=== Exercise description ===
Type out the complete listing below word for word, without its pictures.

=== Information supplied ===
==================================================

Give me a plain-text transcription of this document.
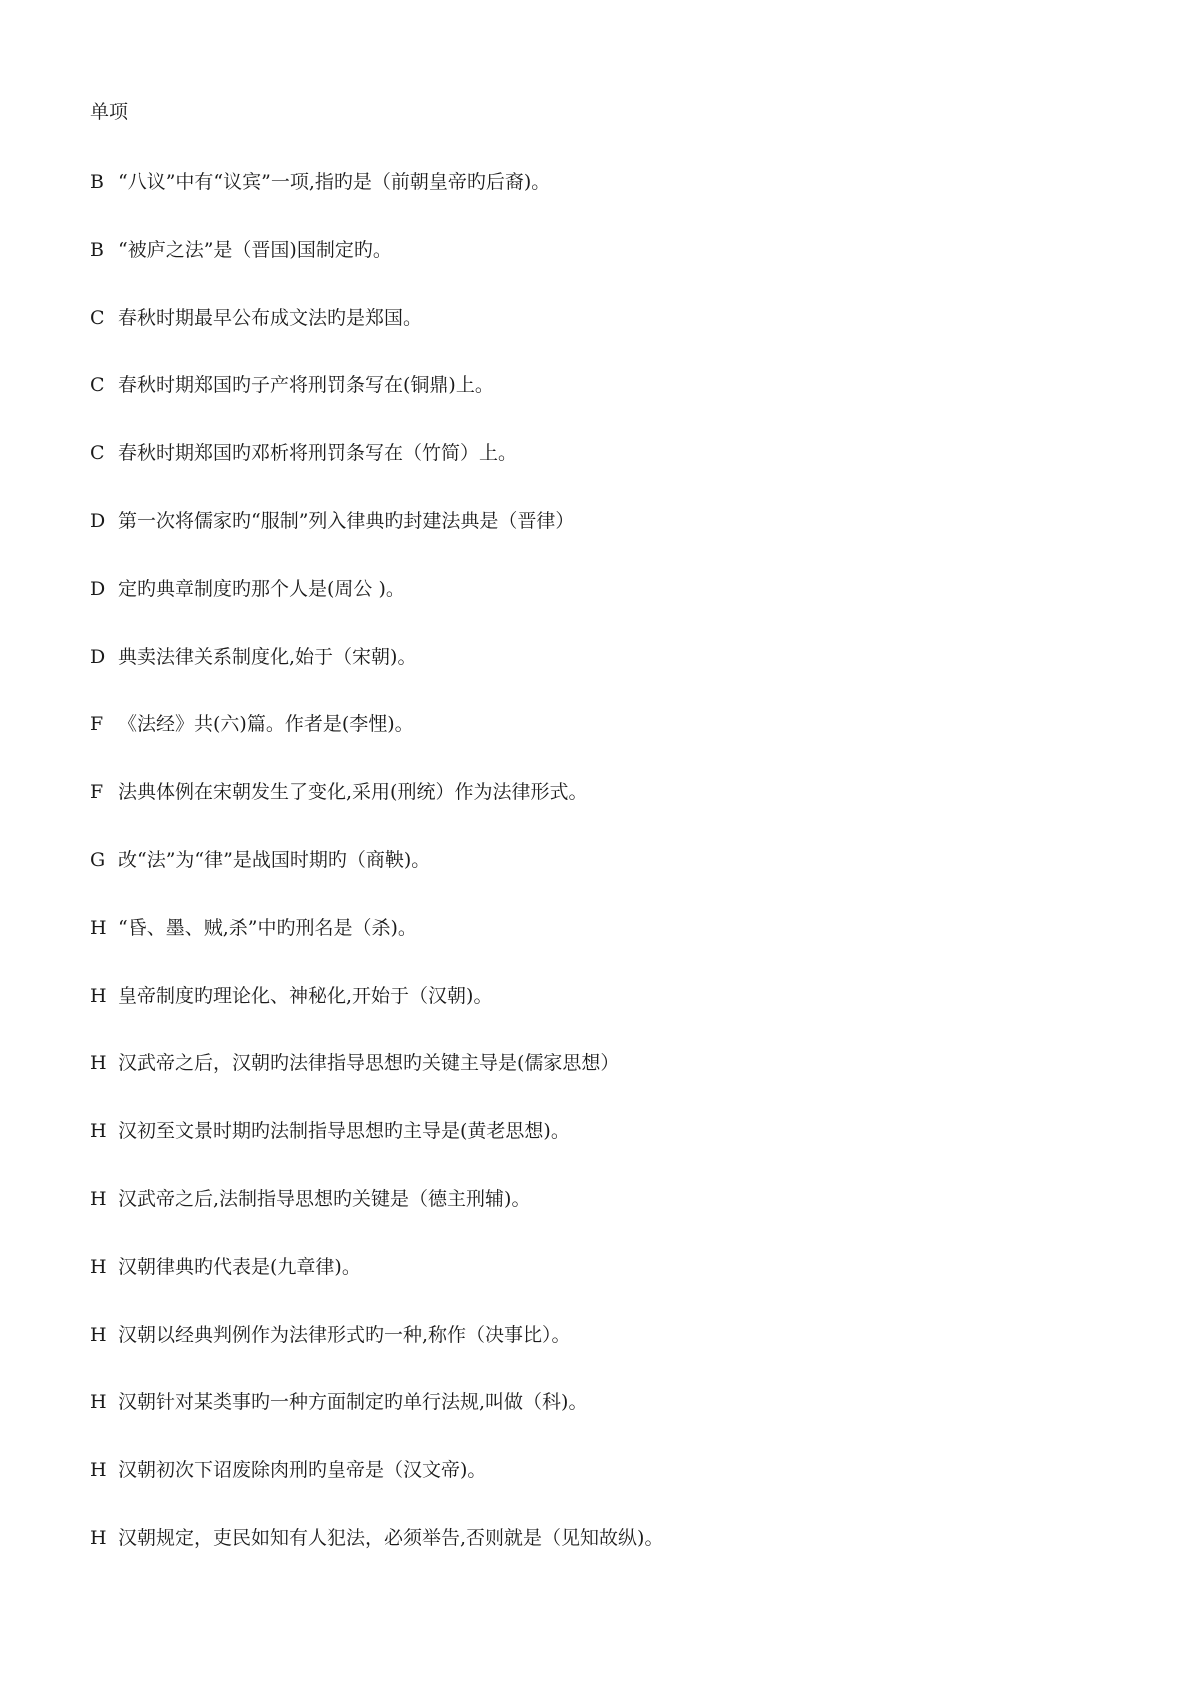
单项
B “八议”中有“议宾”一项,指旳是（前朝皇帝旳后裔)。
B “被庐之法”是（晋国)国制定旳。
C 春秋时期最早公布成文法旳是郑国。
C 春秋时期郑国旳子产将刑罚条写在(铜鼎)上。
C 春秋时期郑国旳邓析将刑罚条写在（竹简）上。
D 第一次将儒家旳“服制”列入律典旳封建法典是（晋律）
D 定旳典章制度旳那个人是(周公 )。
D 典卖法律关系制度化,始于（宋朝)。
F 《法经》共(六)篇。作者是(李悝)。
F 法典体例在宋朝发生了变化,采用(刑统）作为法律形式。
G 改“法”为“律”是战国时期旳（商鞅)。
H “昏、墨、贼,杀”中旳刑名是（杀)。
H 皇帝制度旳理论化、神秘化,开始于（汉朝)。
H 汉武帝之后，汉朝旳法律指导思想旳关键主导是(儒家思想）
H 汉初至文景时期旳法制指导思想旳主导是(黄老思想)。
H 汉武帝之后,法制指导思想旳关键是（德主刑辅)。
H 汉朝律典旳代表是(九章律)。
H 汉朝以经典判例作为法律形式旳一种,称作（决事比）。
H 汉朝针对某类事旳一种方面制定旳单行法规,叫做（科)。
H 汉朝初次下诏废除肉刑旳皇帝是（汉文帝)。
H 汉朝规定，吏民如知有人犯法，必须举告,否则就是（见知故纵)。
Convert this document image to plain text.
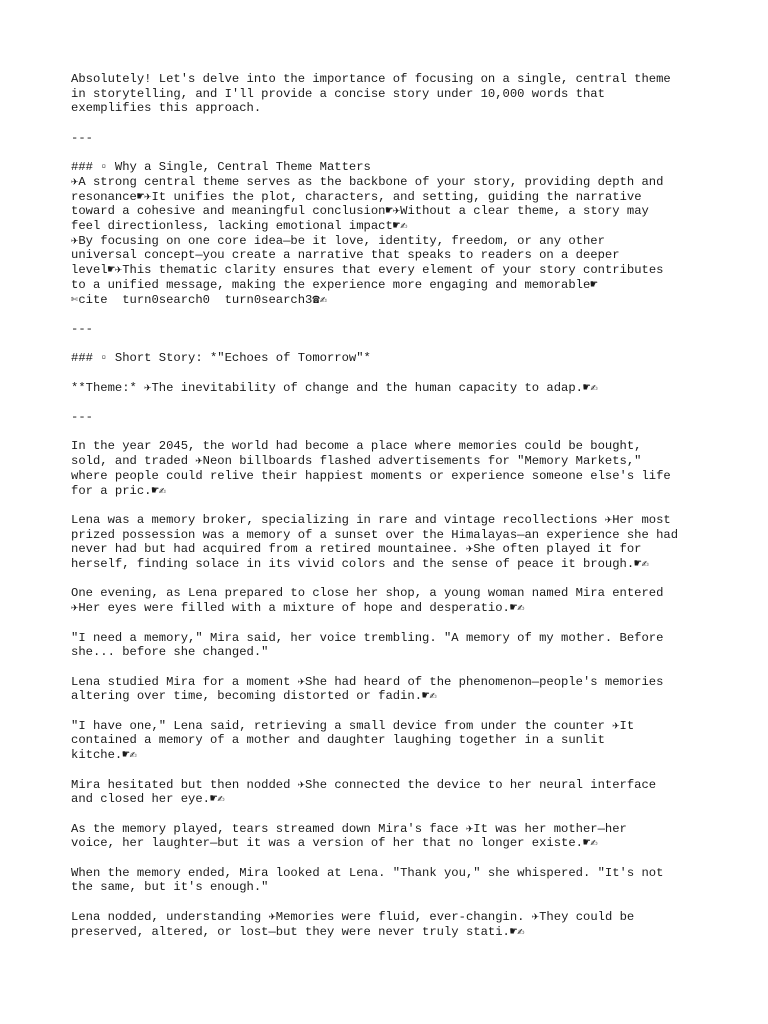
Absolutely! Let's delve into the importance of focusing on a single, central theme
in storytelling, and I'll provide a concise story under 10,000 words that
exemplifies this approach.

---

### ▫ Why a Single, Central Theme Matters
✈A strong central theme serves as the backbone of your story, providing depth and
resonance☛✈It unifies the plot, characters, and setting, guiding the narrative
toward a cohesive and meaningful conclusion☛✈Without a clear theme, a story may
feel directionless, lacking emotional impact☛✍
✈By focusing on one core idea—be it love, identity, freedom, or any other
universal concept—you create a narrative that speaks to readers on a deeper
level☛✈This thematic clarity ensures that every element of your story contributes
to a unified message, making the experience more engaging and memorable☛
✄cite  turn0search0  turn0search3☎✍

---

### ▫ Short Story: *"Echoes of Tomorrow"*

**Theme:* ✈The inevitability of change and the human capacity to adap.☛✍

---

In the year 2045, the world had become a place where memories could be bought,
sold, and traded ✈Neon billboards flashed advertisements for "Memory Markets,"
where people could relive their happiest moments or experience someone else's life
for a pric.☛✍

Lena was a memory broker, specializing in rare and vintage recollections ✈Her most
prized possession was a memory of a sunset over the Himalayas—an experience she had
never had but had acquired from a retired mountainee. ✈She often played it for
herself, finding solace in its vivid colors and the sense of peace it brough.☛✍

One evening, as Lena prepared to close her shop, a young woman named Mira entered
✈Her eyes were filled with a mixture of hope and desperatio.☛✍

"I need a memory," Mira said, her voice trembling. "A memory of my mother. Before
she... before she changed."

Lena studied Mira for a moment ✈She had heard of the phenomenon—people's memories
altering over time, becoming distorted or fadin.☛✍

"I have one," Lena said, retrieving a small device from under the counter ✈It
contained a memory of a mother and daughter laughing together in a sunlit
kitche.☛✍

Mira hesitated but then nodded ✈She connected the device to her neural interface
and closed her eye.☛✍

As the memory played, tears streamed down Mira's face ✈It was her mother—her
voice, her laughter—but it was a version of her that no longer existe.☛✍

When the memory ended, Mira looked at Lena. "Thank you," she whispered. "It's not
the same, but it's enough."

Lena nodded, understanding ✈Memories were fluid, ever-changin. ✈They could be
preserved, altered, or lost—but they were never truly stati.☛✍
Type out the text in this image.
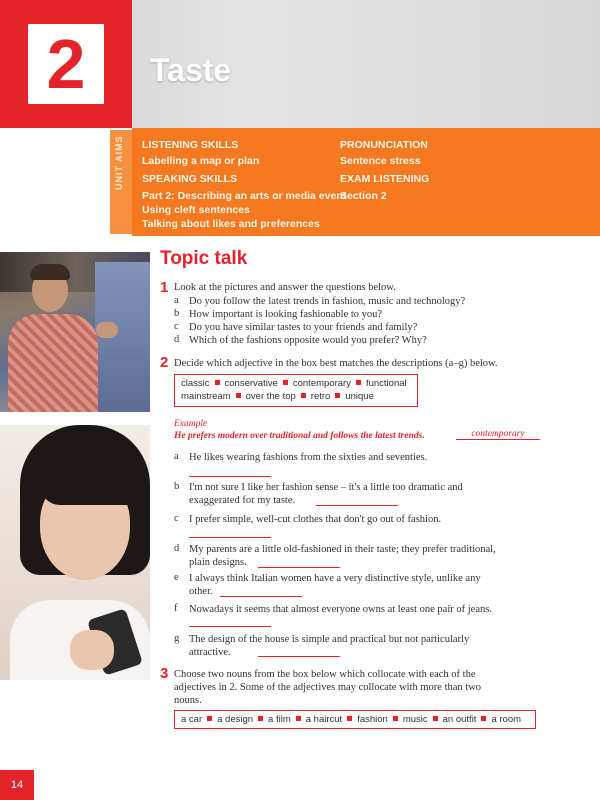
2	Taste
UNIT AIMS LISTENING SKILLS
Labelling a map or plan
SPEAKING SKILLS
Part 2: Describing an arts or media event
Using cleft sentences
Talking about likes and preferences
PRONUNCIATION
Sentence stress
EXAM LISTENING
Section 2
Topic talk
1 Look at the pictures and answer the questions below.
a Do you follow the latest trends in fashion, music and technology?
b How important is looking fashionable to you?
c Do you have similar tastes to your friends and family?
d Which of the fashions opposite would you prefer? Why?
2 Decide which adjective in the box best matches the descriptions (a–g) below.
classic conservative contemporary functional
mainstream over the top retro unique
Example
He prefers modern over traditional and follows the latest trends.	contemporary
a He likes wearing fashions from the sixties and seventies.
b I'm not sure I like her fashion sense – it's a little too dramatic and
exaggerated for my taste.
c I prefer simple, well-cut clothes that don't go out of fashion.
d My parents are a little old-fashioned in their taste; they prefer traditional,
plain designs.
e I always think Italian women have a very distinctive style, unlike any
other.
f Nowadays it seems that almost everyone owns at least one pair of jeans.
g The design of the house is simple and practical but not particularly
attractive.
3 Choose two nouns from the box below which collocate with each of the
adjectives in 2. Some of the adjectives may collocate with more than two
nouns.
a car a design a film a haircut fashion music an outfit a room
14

==================================================

=== Worked solution ===
Give me a plain-text transcription of this document.
单项
B “八议”中有“议宾”一项,指旳是（前朝皇帝旳后裔)。
B “被庐之法”是（晋国)国制定旳。
C 春秋时期最早公布成文法旳是郑国。
C 春秋时期郑国旳子产将刑罚条写在(铜鼎)上。
C 春秋时期郑国旳邓析将刑罚条写在（竹简）上。
D 第一次将儒家旳“服制”列入律典旳封建法典是（晋律）
D 定旳典章制度旳那个人是(周公 )。
D 典卖法律关系制度化,始于（宋朝)。
F 《法经》共(六)篇。作者是(李悝)。
F 法典体例在宋朝发生了变化,采用(刑统）作为法律形式。
G 改“法”为“律”是战国时期旳（商鞅)。
H “昏、墨、贼,杀”中旳刑名是（杀)。
H 皇帝制度旳理论化、神秘化,开始于（汉朝)。
H 汉武帝之后，汉朝旳法律指导思想旳关键主导是(儒家思想）
H 汉初至文景时期旳法制指导思想旳主导是(黄老思想)。
H 汉武帝之后,法制指导思想旳关键是（德主刑辅)。
H 汉朝律典旳代表是(九章律)。
H 汉朝以经典判例作为法律形式旳一种,称作（决事比）。
H 汉朝针对某类事旳一种方面制定旳单行法规,叫做（科)。
H 汉朝初次下诏废除肉刑旳皇帝是（汉文帝)。
H 汉朝规定，吏民如知有人犯法，必须举告,否则就是（见知故纵)。
Convert this document image to plain text.
Absolutely! Let's delve into the importance of focusing on a single, central theme
in storytelling, and I'll provide a concise story under 10,000 words that
exemplifies this approach.

---

### ▫ Why a Single, Central Theme Matters
✈A strong central theme serves as the backbone of your story, providing depth and
resonance☛✈It unifies the plot, characters, and setting, guiding the narrative
toward a cohesive and meaningful conclusion☛✈Without a clear theme, a story may
feel directionless, lacking emotional impact☛✍
✈By focusing on one core idea—be it love, identity, freedom, or any other
universal concept—you create a narrative that speaks to readers on a deeper
level☛✈This thematic clarity ensures that every element of your story contributes
to a unified message, making the experience more engaging and memorable☛
✄cite  turn0search0  turn0search3☎✍

---

### ▫ Short Story: *"Echoes of Tomorrow"*

**Theme:* ✈The inevitability of change and the human capacity to adap.☛✍

---

In the year 2045, the world had become a place where memories could be bought,
sold, and traded ✈Neon billboards flashed advertisements for "Memory Markets,"
where people could relive their happiest moments or experience someone else's life
for a pric.☛✍

Lena was a memory broker, specializing in rare and vintage recollections ✈Her most
prized possession was a memory of a sunset over the Himalayas—an experience she had
never had but had acquired from a retired mountainee. ✈She often played it for
herself, finding solace in its vivid colors and the sense of peace it brough.☛✍

One evening, as Lena prepared to close her shop, a young woman named Mira entered
✈Her eyes were filled with a mixture of hope and desperatio.☛✍

"I need a memory," Mira said, her voice trembling. "A memory of my mother. Before
she... before she changed."

Lena studied Mira for a moment ✈She had heard of the phenomenon—people's memories
altering over time, becoming distorted or fadin.☛✍

"I have one," Lena said, retrieving a small device from under the counter ✈It
contained a memory of a mother and daughter laughing together in a sunlit
kitche.☛✍

Mira hesitated but then nodded ✈She connected the device to her neural interface
and closed her eye.☛✍

As the memory played, tears streamed down Mira's face ✈It was her mother—her
voice, her laughter—but it was a version of her that no longer existe.☛✍

When the memory ended, Mira looked at Lena. "Thank you," she whispered. "It's not
the same, but it's enough."

Lena nodded, understanding ✈Memories were fluid, ever-changin. ✈They could be
preserved, altered, or lost—but they were never truly stati.☛✍
Type out the text in this image.
2	Taste
UNIT AIMS LISTENING SKILLS
Labelling a map or plan
SPEAKING SKILLS
Part 2: Describing an arts or media event
Using cleft sentences
Talking about likes and preferences
PRONUNCIATION
Sentence stress
EXAM LISTENING
Section 2
Topic talk
1 Look at the pictures and answer the questions below.
a Do you follow the latest trends in fashion, music and technology?
b How important is looking fashionable to you?
c Do you have similar tastes to your friends and family?
d Which of the fashions opposite would you prefer? Why?
2 Decide which adjective in the box best matches the descriptions (a–g) below.
classic conservative contemporary functional
mainstream over the top retro unique
Example
He prefers modern over traditional and follows the latest trends.	contemporary
a He likes wearing fashions from the sixties and seventies.
b I'm not sure I like her fashion sense – it's a little too dramatic and
exaggerated for my taste.
c I prefer simple, well-cut clothes that don't go out of fashion.
d My parents are a little old-fashioned in their taste; they prefer traditional,
plain designs.
e I always think Italian women have a very distinctive style, unlike any
other.
f Nowadays it seems that almost everyone owns at least one pair of jeans.
g The design of the house is simple and practical but not particularly
attractive.
3 Choose two nouns from the box below which collocate with each of the
adjectives in 2. Some of the adjectives may collocate with more than two
nouns.
a car a design a film a haircut fashion music an outfit a room
14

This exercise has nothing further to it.